* [Recorded data]
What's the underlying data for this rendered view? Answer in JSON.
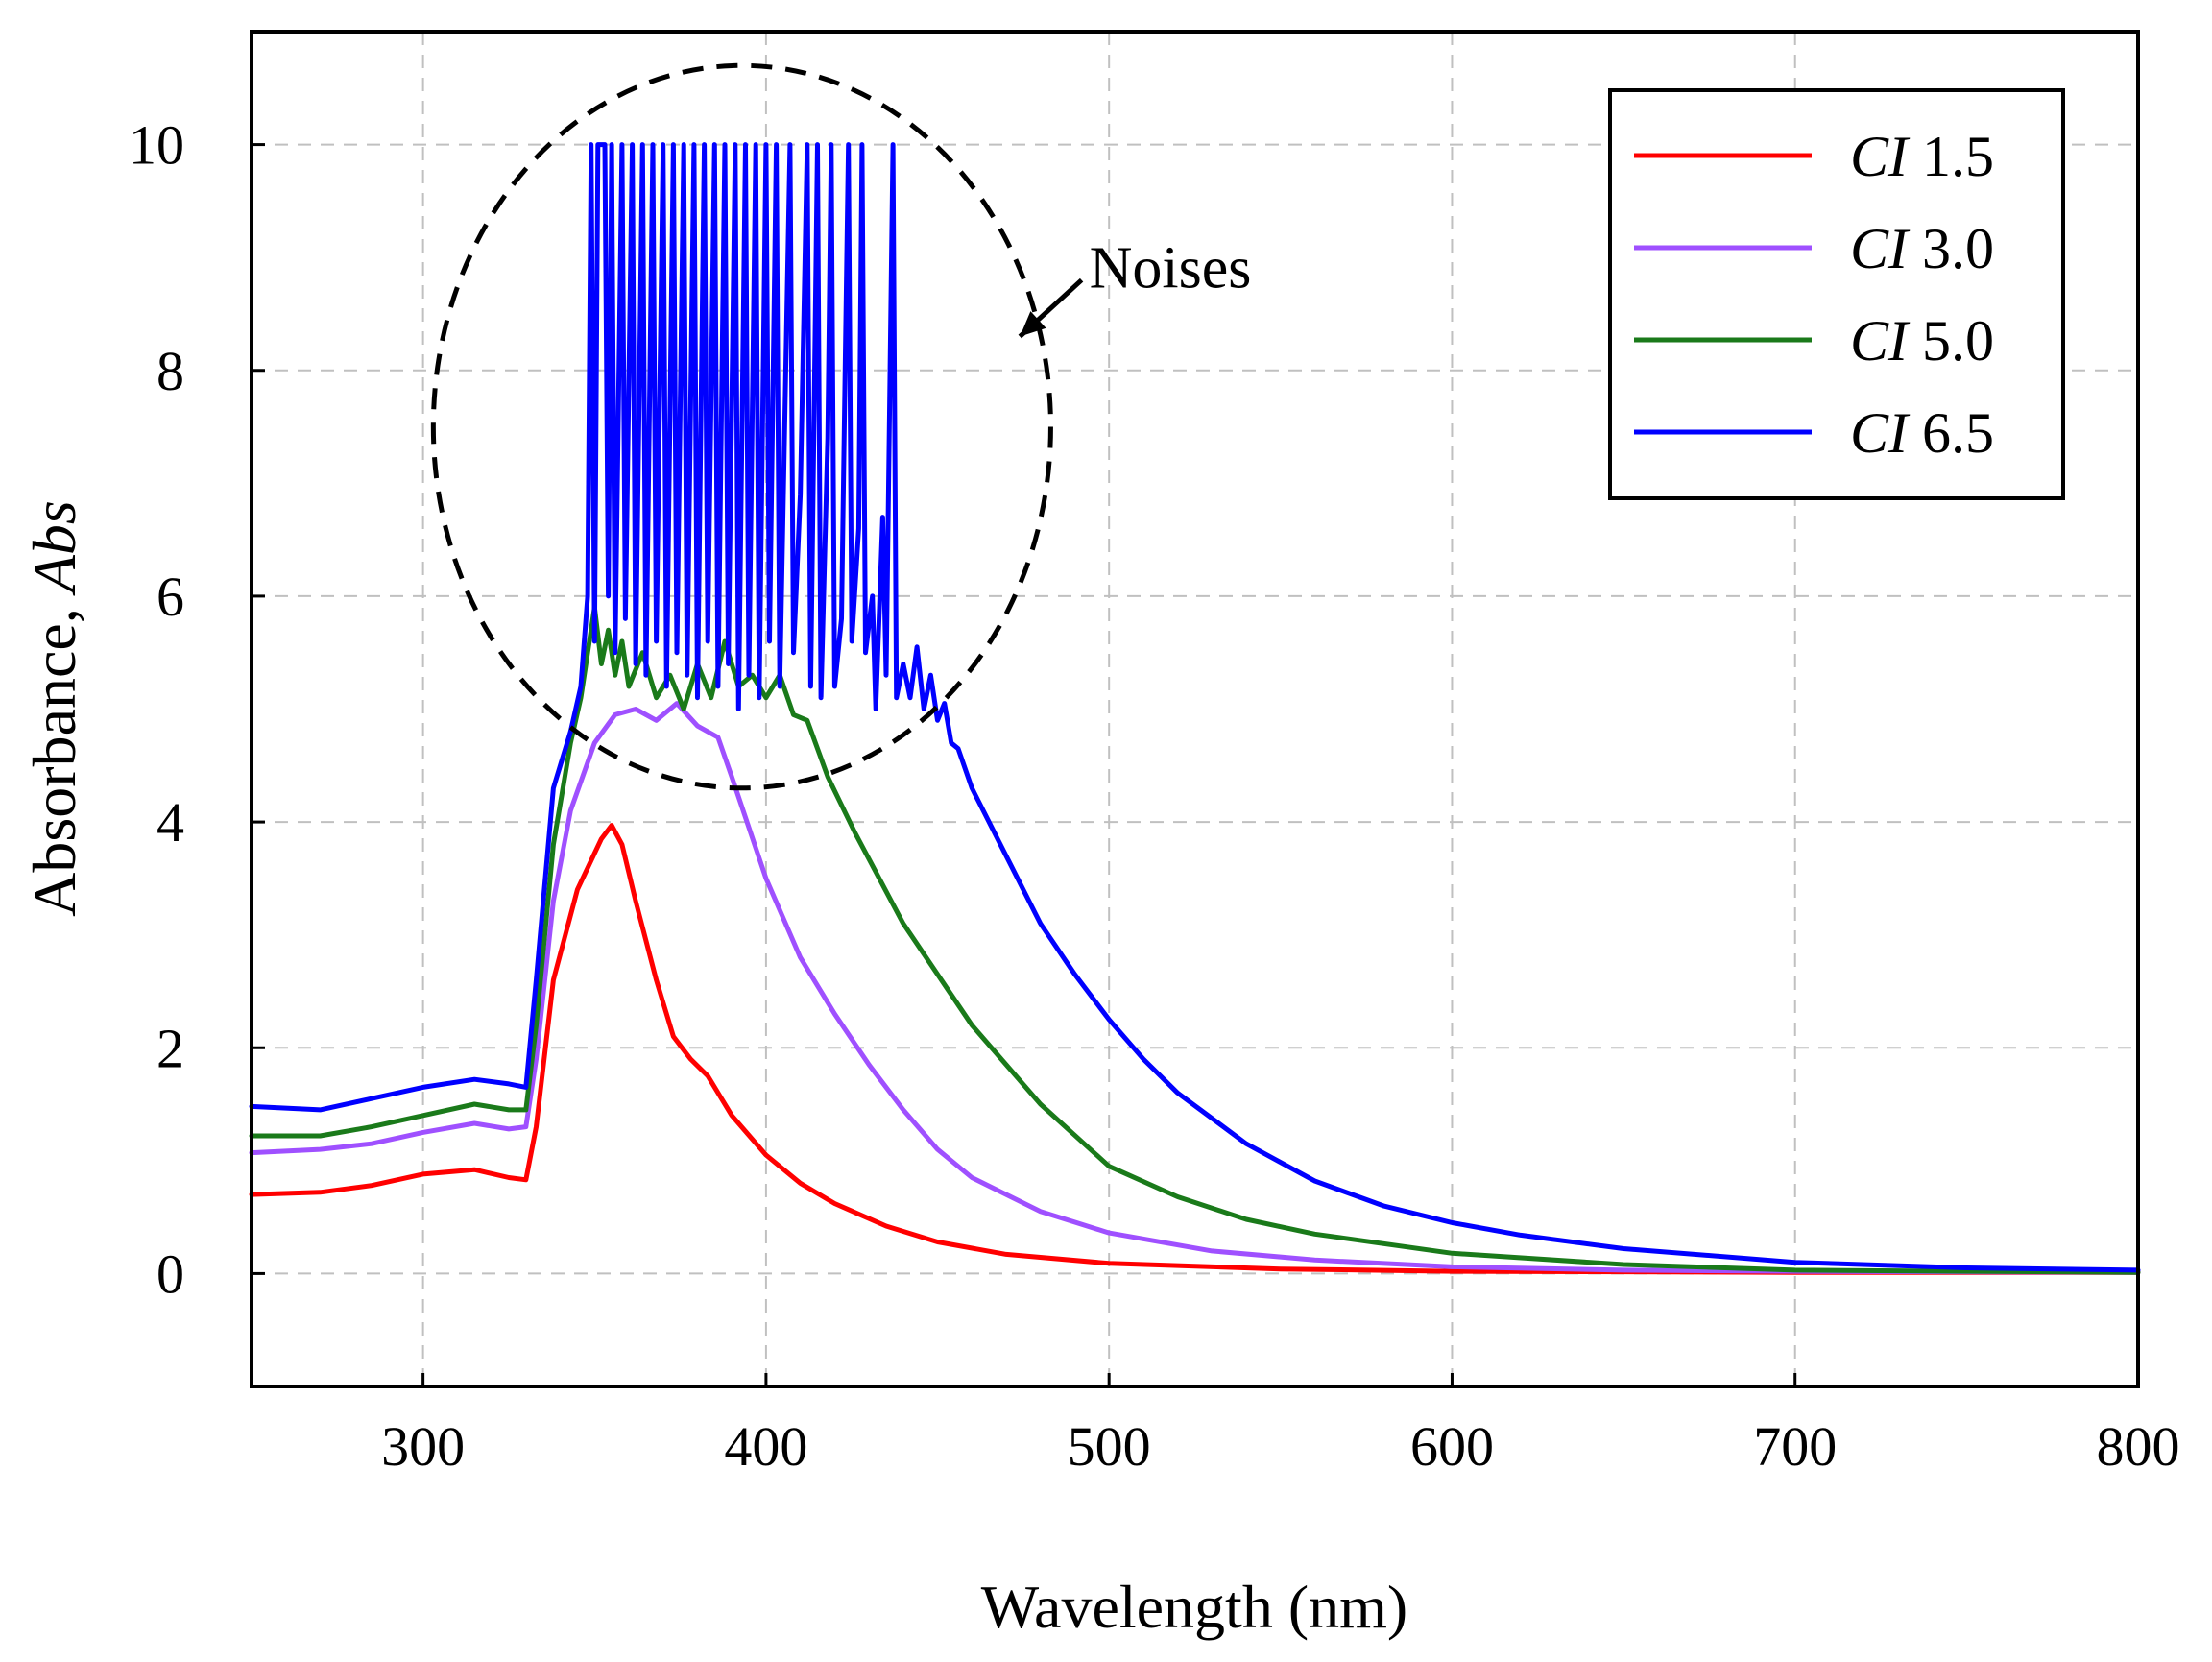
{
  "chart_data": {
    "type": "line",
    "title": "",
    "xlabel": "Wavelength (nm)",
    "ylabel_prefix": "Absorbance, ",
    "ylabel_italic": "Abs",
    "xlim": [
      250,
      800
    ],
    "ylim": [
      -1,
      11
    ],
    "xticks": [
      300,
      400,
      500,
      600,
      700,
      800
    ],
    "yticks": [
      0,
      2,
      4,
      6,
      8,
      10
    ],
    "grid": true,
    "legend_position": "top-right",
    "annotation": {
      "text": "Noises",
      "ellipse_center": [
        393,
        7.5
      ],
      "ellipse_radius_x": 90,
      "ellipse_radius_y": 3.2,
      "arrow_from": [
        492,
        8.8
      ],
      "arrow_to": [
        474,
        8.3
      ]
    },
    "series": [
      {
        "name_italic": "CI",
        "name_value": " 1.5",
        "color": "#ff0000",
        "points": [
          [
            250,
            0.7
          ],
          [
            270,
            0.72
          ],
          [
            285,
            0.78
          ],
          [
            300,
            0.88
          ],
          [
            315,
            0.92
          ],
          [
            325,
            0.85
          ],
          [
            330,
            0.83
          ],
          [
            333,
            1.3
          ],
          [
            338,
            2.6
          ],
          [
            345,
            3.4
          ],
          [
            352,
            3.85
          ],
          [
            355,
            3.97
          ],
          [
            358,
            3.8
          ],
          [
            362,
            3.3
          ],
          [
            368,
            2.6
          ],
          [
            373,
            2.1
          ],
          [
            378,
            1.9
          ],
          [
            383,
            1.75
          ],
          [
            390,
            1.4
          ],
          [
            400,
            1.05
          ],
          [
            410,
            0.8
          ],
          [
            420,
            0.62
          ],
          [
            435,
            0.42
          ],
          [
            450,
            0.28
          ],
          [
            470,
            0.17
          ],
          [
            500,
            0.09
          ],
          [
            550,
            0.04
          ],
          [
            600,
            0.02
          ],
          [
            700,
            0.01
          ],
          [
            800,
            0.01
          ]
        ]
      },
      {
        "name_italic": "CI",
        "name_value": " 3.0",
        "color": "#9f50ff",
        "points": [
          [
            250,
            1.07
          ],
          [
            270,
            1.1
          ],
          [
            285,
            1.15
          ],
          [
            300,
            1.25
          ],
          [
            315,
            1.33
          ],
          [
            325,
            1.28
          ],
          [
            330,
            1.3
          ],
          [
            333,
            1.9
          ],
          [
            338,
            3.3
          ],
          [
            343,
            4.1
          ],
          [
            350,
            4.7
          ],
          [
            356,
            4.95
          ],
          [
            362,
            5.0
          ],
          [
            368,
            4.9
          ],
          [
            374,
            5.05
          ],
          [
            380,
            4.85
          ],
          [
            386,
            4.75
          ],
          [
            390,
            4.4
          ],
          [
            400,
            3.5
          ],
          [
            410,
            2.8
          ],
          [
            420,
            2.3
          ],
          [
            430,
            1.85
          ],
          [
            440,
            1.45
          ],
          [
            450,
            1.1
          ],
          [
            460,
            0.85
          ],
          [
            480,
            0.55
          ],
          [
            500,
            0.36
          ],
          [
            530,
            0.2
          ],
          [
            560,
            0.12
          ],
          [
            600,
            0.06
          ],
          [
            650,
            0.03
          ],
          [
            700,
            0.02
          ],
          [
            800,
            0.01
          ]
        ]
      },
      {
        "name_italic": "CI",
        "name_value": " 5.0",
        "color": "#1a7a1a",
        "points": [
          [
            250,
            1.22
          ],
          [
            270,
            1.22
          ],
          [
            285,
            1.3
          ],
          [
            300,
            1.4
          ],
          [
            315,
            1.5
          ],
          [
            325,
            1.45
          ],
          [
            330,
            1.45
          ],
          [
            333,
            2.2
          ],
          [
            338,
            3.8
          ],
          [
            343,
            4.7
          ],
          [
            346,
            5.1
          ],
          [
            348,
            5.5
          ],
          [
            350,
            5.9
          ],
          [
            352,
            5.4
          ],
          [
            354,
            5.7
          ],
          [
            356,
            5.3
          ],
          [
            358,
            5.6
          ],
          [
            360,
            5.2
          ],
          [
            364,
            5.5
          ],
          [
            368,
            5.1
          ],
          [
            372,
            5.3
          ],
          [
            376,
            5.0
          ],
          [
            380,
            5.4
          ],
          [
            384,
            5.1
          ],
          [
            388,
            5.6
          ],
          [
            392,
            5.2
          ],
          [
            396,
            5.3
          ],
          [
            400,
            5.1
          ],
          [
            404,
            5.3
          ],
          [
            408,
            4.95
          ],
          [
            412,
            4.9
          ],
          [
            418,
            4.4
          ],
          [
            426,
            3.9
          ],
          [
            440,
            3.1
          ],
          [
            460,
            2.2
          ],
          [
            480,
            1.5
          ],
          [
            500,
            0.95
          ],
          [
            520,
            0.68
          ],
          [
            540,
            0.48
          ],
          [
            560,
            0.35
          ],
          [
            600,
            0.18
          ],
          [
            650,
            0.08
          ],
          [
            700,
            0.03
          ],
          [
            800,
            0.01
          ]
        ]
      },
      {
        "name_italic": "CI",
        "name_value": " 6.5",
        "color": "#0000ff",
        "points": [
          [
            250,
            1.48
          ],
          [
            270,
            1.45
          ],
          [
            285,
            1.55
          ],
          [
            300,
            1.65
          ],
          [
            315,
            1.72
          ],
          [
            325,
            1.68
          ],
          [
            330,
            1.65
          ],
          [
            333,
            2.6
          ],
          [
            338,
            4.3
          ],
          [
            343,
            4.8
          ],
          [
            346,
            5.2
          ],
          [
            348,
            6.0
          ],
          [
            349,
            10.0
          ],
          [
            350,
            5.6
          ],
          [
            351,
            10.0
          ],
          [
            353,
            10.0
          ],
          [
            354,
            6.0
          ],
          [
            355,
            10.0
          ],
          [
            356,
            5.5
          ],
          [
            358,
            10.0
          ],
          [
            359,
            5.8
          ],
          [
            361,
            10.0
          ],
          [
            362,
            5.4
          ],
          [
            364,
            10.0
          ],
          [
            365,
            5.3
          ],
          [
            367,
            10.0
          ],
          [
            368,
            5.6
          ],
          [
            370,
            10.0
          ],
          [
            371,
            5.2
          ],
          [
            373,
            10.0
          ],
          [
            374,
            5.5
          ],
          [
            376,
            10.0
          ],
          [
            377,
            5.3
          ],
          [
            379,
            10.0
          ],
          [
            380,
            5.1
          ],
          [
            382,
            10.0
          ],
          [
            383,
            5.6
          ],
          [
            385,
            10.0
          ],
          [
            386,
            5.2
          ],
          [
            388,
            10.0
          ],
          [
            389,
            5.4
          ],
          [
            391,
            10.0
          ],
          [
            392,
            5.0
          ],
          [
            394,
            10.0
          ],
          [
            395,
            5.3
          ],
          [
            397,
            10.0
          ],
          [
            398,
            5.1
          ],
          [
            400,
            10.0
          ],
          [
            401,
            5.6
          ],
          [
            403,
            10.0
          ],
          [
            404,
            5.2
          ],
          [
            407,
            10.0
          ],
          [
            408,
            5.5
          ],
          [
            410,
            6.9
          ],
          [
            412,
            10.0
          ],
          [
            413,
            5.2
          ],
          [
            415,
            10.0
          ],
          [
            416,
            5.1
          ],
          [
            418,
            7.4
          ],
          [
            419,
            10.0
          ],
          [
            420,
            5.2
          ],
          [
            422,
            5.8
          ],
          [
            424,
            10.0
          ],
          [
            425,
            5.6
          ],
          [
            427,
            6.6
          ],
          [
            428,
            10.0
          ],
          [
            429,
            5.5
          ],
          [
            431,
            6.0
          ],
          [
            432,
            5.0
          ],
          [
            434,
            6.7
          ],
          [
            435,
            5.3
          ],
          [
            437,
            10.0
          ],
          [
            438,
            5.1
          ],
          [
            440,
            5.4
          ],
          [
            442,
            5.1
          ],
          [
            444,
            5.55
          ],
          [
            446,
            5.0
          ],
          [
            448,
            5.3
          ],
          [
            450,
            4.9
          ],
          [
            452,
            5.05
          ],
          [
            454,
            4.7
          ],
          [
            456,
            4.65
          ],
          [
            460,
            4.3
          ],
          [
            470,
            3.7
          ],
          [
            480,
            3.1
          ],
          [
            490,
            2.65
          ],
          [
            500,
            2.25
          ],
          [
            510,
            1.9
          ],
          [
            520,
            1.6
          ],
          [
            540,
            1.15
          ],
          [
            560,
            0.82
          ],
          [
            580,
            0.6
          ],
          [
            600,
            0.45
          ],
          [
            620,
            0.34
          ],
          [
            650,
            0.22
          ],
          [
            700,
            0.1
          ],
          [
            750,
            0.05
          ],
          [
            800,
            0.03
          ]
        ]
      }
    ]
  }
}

* [Task description] Filter for "color". Return all lines that hold it.

* [Answer to this task]
        "color": "#ff0000",
        "color": "#9f50ff",
        "color": "#1a7a1a",
        "color": "#0000ff",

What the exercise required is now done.